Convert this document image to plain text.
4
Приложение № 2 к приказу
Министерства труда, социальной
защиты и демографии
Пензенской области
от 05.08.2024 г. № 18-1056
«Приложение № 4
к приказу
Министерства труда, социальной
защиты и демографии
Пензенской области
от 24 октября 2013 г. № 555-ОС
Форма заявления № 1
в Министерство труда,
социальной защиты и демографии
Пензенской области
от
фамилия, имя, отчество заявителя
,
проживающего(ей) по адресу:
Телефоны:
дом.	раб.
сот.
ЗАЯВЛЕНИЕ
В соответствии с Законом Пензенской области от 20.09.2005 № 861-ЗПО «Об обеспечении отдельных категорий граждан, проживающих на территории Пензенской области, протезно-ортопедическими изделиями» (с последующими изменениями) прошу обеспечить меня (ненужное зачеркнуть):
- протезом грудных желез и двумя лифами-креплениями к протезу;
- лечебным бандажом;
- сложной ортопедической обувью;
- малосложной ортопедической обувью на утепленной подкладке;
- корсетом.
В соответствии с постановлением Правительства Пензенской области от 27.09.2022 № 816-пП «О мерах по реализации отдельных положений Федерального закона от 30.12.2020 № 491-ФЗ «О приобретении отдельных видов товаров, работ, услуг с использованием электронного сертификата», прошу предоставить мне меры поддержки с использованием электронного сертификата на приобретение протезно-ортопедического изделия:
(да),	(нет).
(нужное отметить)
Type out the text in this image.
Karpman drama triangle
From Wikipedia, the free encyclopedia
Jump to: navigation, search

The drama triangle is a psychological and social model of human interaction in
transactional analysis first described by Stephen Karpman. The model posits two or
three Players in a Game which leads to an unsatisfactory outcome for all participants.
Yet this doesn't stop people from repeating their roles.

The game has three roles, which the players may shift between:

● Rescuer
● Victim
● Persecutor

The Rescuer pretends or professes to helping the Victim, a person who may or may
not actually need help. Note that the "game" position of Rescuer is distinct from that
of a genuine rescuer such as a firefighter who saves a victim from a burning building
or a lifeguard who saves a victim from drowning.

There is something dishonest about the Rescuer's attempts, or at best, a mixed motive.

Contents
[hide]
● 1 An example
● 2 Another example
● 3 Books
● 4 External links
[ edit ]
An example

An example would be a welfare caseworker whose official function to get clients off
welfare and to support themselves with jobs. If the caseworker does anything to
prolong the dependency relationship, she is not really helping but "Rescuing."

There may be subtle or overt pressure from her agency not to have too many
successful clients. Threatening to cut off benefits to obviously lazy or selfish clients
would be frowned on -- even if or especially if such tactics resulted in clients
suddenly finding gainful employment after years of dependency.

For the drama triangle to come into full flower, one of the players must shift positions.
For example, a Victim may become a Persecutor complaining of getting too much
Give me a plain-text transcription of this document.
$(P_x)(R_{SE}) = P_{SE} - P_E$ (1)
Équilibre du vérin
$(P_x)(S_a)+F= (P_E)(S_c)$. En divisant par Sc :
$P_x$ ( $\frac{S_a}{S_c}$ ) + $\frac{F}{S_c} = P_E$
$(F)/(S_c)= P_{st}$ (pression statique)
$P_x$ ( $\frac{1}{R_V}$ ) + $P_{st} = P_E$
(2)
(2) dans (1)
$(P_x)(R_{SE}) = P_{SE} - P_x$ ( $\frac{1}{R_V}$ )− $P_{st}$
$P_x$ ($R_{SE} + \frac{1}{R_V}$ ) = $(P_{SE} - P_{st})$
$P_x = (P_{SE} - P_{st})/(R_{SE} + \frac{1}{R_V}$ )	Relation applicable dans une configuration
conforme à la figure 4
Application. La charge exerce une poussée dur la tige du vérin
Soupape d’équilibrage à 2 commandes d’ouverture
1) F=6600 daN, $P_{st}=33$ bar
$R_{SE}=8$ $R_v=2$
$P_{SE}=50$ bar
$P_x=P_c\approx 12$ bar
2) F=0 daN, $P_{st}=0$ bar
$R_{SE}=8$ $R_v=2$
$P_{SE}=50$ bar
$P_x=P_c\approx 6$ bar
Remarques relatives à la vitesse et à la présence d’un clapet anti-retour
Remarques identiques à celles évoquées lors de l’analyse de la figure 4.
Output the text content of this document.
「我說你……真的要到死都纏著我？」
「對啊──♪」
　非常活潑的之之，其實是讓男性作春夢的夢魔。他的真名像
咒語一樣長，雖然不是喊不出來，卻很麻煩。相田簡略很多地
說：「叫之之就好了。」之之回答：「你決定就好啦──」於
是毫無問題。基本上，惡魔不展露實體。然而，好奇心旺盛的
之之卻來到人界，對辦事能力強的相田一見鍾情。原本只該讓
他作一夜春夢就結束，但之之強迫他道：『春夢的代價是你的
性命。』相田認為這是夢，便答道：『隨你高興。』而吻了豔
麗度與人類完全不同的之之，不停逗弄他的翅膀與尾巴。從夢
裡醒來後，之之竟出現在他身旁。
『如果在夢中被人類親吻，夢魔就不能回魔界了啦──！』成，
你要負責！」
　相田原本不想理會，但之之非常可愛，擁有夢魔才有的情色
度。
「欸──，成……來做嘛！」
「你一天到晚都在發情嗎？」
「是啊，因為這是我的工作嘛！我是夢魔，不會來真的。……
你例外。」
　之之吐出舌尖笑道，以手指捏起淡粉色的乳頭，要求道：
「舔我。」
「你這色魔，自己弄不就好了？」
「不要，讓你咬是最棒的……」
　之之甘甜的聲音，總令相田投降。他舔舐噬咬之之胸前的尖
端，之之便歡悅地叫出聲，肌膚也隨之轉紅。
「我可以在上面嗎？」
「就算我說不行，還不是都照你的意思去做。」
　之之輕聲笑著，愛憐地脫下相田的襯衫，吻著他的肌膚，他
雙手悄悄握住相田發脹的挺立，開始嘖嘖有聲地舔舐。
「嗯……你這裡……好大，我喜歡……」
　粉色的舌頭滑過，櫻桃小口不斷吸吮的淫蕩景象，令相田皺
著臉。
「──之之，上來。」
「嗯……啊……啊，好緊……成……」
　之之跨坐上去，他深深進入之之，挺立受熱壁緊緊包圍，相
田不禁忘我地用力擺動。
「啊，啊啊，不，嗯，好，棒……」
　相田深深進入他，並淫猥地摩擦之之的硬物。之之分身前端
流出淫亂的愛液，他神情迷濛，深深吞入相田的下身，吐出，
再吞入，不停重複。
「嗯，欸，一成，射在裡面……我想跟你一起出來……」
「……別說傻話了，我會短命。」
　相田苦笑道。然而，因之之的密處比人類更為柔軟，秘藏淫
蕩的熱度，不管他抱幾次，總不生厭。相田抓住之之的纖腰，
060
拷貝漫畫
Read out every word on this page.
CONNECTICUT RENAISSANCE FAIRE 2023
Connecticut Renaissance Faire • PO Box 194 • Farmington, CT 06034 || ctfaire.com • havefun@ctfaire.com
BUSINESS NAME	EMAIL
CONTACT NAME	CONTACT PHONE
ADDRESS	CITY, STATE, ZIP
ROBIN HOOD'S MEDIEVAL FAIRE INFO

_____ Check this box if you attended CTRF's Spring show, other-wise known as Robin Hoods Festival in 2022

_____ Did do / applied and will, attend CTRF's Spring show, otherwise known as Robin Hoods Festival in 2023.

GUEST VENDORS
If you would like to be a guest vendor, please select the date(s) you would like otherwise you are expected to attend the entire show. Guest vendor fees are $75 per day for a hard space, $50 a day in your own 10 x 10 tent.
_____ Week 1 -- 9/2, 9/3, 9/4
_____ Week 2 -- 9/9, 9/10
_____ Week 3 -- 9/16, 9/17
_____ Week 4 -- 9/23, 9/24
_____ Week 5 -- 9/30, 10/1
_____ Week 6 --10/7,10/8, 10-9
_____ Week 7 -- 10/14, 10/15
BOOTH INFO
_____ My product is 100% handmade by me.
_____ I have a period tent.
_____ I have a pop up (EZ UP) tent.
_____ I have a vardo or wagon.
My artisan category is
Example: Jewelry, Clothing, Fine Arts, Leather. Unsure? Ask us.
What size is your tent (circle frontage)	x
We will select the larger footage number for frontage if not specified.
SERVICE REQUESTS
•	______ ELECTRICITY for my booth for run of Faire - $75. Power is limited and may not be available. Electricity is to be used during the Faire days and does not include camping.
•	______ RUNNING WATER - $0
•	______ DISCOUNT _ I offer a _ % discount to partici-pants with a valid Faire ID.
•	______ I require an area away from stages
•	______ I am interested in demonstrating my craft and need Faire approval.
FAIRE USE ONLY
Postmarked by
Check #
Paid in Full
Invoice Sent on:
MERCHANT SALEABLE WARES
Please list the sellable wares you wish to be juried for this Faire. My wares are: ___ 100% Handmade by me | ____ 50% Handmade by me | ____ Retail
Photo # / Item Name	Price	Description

Task prompt: Look over the listing above. Pick out and copy every line that includes "Hoods".

Problem solution:
_____ Check this box if you attended CTRF's Spring show, other-wise known as Robin Hoods Festival in 2022
_____ Did do / applied and will, attend CTRF's Spring show, otherwise known as Robin Hoods Festival in 2023.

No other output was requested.